» **CHALLENGE**
The records below hold pictures; please leave those out and retype the rest exactly.

Stored data entries
-------

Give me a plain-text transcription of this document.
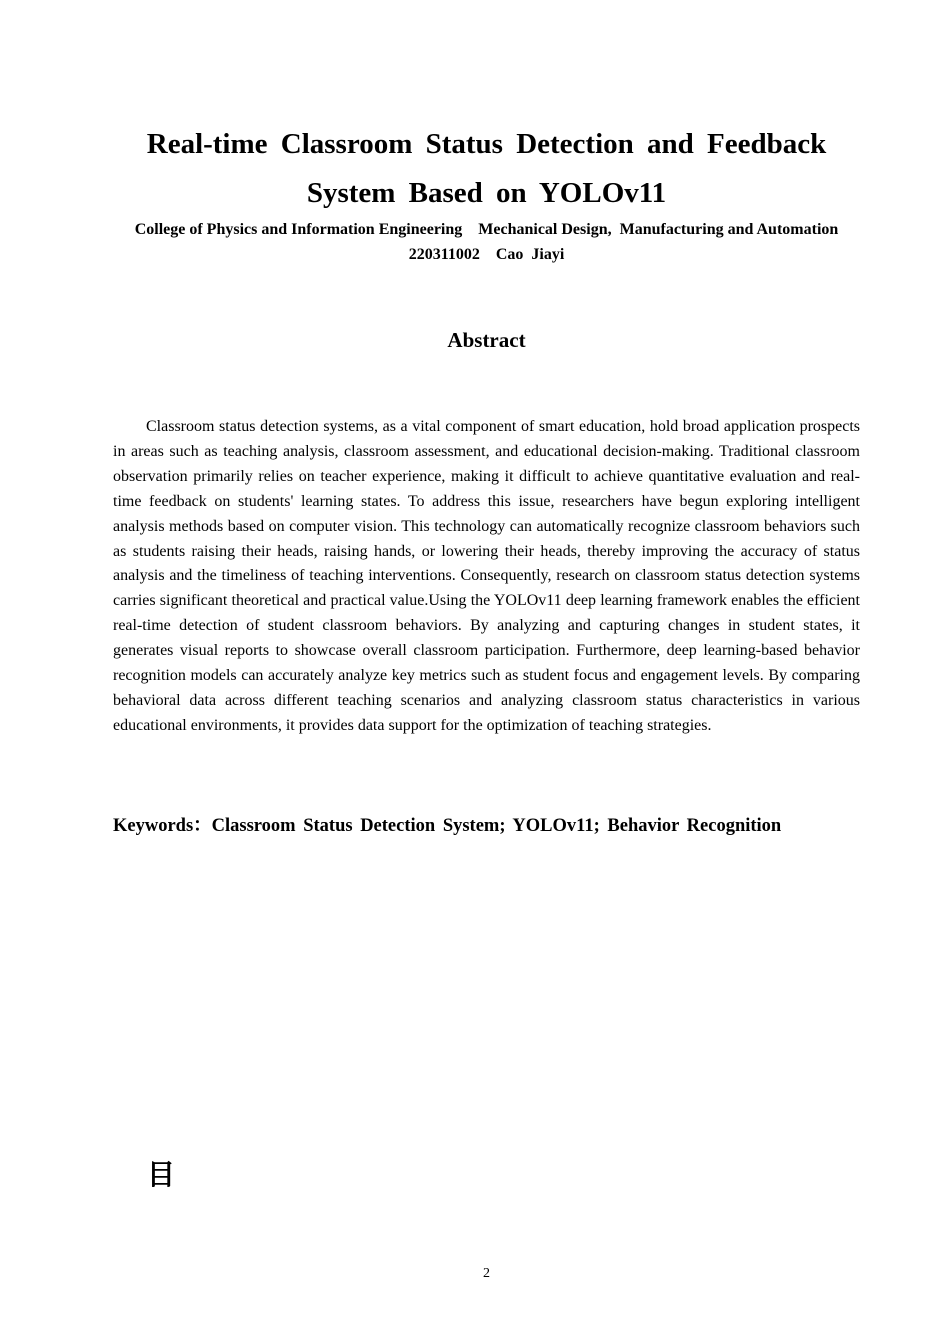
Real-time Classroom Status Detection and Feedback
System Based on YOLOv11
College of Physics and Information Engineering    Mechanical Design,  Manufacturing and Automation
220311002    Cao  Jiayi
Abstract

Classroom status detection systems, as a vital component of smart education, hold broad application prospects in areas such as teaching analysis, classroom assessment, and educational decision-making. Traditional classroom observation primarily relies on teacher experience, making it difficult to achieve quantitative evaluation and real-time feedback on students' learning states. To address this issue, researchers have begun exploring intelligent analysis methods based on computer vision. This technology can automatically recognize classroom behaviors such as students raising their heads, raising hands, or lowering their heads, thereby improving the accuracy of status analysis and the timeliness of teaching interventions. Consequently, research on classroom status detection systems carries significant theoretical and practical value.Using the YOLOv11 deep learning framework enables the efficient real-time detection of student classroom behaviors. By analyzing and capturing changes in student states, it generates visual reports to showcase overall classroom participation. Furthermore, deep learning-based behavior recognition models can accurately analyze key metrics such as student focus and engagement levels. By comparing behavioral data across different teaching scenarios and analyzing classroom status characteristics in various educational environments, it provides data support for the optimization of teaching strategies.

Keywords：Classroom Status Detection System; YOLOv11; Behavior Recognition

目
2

-------

» **RESULT OF THE EXERCISE**
Give me a plain-text transcription of this document.
Real-time Classroom Status Detection and Feedback
System Based on YOLOv11
College of Physics and Information Engineering    Mechanical Design,  Manufacturing and Automation
220311002    Cao  Jiayi
Abstract

Classroom status detection systems, as a vital component of smart education, hold broad application prospects in areas such as teaching analysis, classroom assessment, and educational decision-making. Traditional classroom observation primarily relies on teacher experience, making it difficult to achieve quantitative evaluation and real-time feedback on students' learning states. To address this issue, researchers have begun exploring intelligent analysis methods based on computer vision. This technology can automatically recognize classroom behaviors such as students raising their heads, raising hands, or lowering their heads, thereby improving the accuracy of status analysis and the timeliness of teaching interventions. Consequently, research on classroom status detection systems carries significant theoretical and practical value.Using the YOLOv11 deep learning framework enables the efficient real-time detection of student classroom behaviors. By analyzing and capturing changes in student states, it generates visual reports to showcase overall classroom participation. Furthermore, deep learning-based behavior recognition models can accurately analyze key metrics such as student focus and engagement levels. By comparing behavioral data across different teaching scenarios and analyzing classroom status characteristics in various educational environments, it provides data support for the optimization of teaching strategies.

Keywords：Classroom Status Detection System; YOLOv11; Behavior Recognition

目
2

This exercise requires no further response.